▶ **Task to complete**: Each entry has to be copied exactly, with nothing missed.

== Source material

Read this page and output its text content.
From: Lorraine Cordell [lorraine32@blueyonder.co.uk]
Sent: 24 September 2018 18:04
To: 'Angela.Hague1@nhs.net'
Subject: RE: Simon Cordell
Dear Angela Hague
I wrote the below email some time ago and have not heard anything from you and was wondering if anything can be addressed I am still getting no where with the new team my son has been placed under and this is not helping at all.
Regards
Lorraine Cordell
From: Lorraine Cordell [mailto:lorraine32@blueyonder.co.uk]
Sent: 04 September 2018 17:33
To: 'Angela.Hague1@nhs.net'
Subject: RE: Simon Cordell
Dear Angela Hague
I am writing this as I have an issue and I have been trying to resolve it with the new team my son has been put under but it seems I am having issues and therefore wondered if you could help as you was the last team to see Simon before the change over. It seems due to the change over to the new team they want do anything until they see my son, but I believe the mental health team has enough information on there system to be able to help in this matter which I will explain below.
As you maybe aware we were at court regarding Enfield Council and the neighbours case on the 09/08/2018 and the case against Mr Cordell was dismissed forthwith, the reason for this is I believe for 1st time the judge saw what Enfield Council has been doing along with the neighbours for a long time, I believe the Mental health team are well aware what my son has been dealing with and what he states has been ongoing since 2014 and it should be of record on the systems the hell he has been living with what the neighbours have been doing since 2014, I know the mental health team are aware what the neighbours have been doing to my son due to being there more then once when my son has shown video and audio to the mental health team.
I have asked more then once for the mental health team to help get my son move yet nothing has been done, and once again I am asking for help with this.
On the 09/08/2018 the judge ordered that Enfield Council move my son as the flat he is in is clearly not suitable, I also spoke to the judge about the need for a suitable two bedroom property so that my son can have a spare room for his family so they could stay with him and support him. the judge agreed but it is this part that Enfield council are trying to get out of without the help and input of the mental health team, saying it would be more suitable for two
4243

====

▶ **Full answer**:
Read this page and output its text content.
From: Lorraine Cordell [lorraine32@blueyonder.co.uk]
Sent: 24 September 2018 18:04
To: 'Angela.Hague1@nhs.net'
Subject: RE: Simon Cordell
Dear Angela Hague
I wrote the below email some time ago and have not heard anything from you and was wondering if anything can be addressed I am still getting no where with the new team my son has been placed under and this is not helping at all.
Regards
Lorraine Cordell
From: Lorraine Cordell [mailto:lorraine32@blueyonder.co.uk]
Sent: 04 September 2018 17:33
To: 'Angela.Hague1@nhs.net'
Subject: RE: Simon Cordell
Dear Angela Hague
I am writing this as I have an issue and I have been trying to resolve it with the new team my son has been put under but it seems I am having issues and therefore wondered if you could help as you was the last team to see Simon before the change over. It seems due to the change over to the new team they want do anything until they see my son, but I believe the mental health team has enough information on there system to be able to help in this matter which I will explain below.
As you maybe aware we were at court regarding Enfield Council and the neighbours case on the 09/08/2018 and the case against Mr Cordell was dismissed forthwith, the reason for this is I believe for 1st time the judge saw what Enfield Council has been doing along with the neighbours for a long time, I believe the Mental health team are well aware what my son has been dealing with and what he states has been ongoing since 2014 and it should be of record on the systems the hell he has been living with what the neighbours have been doing since 2014, I know the mental health team are aware what the neighbours have been doing to my son due to being there more then once when my son has shown video and audio to the mental health team.
I have asked more then once for the mental health team to help get my son move yet nothing has been done, and once again I am asking for help with this.
On the 09/08/2018 the judge ordered that Enfield Council move my son as the flat he is in is clearly not suitable, I also spoke to the judge about the need for a suitable two bedroom property so that my son can have a spare room for his family so they could stay with him and support him. the judge agreed but it is this part that Enfield council are trying to get out of without the help and input of the mental health team, saying it would be more suitable for two
4243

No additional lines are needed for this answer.